** Instrucciones **
A: Enumera a todas las personas y personajes que se nombran en el texto sobre Michael Corleone y Walter White, cada uno una sola vez.
B: Transcribe, por favor, todo el fragmento del texto sobre Michael Corleone y Walter White que va desde "Michael Corleone entra" hasta "fabricación de metanfetaminas.".
C: Prosigue el texto sobre Michael Corleone y Walter White a partir de su última oración.

** Texto dado **
┏━━

Mike Corleone era, en
realidad, un buen muchacho. Fue criado por Don Vito y Carmela Corleone para ser
abogado, o Senador, o hasta Presidente. Contra los deseos de toda su familia
que incluso había pagado para mantenerlo fuera de la conscripción, se fue a la
Segunda Guerra Mundial para pelear por el país que lo vio crecer y del que se
sentía orgulloso. Estando de permiso, de pronto llega una noticia terrible:
hubo un atentado contra su padre, El Padrino de la Mafia neoyorquina. Obligado por
las circunstancias, entró en el mundo del crimen para no salir más nunca y
convertirse en el camino en uno de los seres más despiadados de la historia del
cine.
Michael Corleone entra al
lado equivocado de la ley a través de una primera acción que tiene lógica al perseguir el fin último de salvar a su familia y darles seguridad. Sin embargo,
irónicamente, el subsiguiente desajuste de su brújula moral es justamente lo que aleja a su familia de
una forma u otra, dejándolo solo.
¿No suena esa historia a algo
más reciente? Cambiemos al ex-Marine por un profesor de secundaria, al atentado
contra Don Vito por cáncer y a la Mafia por la fabricación de metanfetaminas.
¿Acaso el arco de Michael Corleone no es exactamente el mismo que aquel que
veríamos décadas después en Walter White?
Ya he hablado antes de mi admiración por la nueva tendencia rompe-barreras de la televisión norteamericana, y casualmente hace poco leía un artículo que decía que la
televisión nueva se tomaba como reto ser más cine de lo que el cine había sido
jamás, con todo el peso social que eso conllevaba (no recuerdo en qué artículo
fue, pero probablemente habrá sido escrito por Emily Nussbaum, la crítica de
televisión del New Yorker, siempre genial). Pero hay algo acerca de Breaking Bad, particularmente con su protagonista, Walter White: contrario a otros anti-héroes de la televisión actual como Frank Underwood, el leit motif de Walter siempre fue lograr el bien y la estabilidad de su familia... al tiempo que ésta iba deshaciéndose con cada bandeja de cristales azules que cocinaba.

┗━━

** Extractos de datos **
┏━━

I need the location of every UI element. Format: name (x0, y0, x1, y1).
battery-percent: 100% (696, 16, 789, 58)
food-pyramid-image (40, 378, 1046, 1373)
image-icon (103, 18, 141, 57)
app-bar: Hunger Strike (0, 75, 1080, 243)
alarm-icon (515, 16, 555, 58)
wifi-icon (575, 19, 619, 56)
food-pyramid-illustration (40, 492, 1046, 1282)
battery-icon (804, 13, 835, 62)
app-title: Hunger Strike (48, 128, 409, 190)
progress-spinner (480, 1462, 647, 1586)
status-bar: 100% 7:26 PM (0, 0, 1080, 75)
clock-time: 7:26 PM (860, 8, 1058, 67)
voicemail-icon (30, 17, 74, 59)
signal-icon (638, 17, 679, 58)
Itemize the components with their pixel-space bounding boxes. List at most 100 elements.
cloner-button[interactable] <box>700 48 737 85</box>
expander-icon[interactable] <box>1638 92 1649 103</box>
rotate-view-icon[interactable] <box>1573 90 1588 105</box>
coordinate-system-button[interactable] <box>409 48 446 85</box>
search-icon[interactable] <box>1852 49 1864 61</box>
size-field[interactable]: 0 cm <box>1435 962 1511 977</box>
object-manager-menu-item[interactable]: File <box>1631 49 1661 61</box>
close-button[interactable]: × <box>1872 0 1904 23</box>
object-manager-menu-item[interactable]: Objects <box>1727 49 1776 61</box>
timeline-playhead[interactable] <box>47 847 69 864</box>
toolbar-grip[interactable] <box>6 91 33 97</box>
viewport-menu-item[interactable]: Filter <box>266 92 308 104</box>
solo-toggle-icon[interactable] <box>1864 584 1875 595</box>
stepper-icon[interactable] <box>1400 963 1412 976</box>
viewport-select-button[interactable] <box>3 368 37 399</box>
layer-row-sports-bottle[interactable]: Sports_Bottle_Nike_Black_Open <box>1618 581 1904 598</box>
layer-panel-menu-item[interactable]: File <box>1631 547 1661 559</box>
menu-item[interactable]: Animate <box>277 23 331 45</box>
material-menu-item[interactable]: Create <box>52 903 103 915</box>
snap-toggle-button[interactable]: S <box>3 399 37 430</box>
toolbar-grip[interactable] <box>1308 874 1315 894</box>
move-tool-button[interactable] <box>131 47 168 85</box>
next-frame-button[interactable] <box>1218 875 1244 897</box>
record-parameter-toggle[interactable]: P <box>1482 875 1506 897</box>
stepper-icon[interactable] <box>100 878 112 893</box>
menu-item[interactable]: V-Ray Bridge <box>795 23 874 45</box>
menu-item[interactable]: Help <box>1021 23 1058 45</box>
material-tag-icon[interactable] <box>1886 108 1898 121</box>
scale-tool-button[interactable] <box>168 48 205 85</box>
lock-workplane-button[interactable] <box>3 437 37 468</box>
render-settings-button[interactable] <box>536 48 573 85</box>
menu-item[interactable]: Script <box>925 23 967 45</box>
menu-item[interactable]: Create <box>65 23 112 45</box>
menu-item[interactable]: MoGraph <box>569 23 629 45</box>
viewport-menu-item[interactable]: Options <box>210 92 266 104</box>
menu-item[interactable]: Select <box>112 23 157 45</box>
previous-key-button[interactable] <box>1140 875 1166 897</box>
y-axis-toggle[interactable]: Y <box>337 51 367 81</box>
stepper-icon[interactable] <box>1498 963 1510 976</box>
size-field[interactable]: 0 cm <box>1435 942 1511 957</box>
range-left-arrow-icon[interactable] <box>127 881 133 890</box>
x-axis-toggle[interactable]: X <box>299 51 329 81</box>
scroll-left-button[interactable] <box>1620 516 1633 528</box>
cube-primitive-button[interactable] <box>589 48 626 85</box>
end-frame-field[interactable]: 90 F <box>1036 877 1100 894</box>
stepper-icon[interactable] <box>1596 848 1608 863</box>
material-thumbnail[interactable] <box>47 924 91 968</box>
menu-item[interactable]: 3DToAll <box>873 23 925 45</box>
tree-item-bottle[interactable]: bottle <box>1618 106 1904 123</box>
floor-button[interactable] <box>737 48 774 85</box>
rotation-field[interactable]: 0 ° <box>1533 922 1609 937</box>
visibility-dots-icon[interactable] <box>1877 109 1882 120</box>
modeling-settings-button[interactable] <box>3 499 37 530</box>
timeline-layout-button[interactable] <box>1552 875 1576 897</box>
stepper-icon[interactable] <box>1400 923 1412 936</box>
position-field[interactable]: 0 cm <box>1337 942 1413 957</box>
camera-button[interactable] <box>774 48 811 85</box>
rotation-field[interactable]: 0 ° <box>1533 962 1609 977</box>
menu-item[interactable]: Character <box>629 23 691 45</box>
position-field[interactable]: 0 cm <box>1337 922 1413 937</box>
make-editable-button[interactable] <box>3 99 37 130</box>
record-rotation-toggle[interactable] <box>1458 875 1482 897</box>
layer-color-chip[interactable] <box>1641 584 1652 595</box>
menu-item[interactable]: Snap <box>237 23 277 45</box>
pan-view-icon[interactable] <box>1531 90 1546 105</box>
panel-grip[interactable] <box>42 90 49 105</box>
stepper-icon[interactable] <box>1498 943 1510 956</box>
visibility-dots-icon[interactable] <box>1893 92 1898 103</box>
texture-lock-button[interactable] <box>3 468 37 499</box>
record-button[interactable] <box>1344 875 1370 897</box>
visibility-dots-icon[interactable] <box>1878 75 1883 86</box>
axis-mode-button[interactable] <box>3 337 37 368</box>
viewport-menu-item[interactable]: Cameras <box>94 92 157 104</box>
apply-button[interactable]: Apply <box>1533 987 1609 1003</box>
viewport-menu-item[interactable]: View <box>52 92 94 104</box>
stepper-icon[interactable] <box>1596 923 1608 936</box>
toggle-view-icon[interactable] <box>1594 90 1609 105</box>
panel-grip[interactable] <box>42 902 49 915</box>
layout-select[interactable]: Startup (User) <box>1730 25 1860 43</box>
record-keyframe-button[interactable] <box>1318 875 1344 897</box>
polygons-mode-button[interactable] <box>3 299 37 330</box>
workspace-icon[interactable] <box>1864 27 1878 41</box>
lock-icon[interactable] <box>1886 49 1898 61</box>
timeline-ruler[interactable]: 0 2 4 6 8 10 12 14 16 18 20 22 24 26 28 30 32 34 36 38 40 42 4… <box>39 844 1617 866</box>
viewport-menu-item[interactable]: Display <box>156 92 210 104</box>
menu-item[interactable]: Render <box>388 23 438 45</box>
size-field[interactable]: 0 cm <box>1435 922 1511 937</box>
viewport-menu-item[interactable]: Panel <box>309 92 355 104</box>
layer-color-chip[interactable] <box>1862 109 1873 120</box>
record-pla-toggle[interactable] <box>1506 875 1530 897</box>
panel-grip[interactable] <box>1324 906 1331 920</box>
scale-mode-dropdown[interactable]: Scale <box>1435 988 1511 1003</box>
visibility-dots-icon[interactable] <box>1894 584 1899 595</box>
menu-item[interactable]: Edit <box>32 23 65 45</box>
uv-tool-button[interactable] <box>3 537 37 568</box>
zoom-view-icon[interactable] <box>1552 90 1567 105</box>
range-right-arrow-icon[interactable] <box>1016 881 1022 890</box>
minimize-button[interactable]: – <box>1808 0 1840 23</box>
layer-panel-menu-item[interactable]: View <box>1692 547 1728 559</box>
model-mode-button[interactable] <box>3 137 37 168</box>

┗━━

** Respuestas por número **
A:
Michael (Mike) Corleone
Don Vito Corleone
Carmela Corleone
Walter White
Emily Nussbaum
Frank Underwood

B:
Michael Corleone entra al
lado equivocado de la ley a través de una primera acción que tiene lógica al perseguir el fin último de salvar a su familia y darles seguridad. Sin embargo,
irónicamente, el subsiguiente desajuste de su brújula moral es justamente lo que aleja a su familia de
una forma u otra, dejándolo solo.
¿No suena esa historia a algo
más reciente? Cambiemos al ex-Marine por un profesor de secundaria, al atentado
contra Don Vito por cáncer y a la Mafia por la fabricación de metanfetaminas.

C:
Se dice que a la hora de enamorar
a Bryan Cranston de Breaking Bad, el creador Vince Gilligan le
dijo que su idea era que Walter White empezara como Mr. Chips y
terminara como Scarface. Sin duda Walt le debe mucho a Al Pacino, pero al final la cosa quizá era un poco menos en Miami y bastante más en New
York City.
Michael Corleone y Walter White son dos personajes que siguieron básicamente el mismo arco de caracterización, con resultados idénticos – más inmediatos los de Walt, sin duda, pero también es que su actuar fue considerablemente más terrible, sangriento y mucho más rápido: en tiempo de la serie, no pasan dos años entre el diagnóstico de cáncer y la última escena de Breaking Bad. A Mike, por otro lado, le tomó más de una década convertirse en un monstruo, tomando como punto de quiebre de humanidad el momento en el que manda a matar a Fredo – que, por cierto, como personaje, ¿es acaso Fredo Corleone muy distinto a Jesse Pinkman? Ambos son hijos mayores que son desplazados y se convierten en una carga para padres que lo consideran tonto. Igualmente, ambos tienen fuertes tendencias hedonistas, poca o nula capacidad de planificación a futuro y un componente importante de deslealtad, incluso cuando en el fondo son inocentes y sensibles.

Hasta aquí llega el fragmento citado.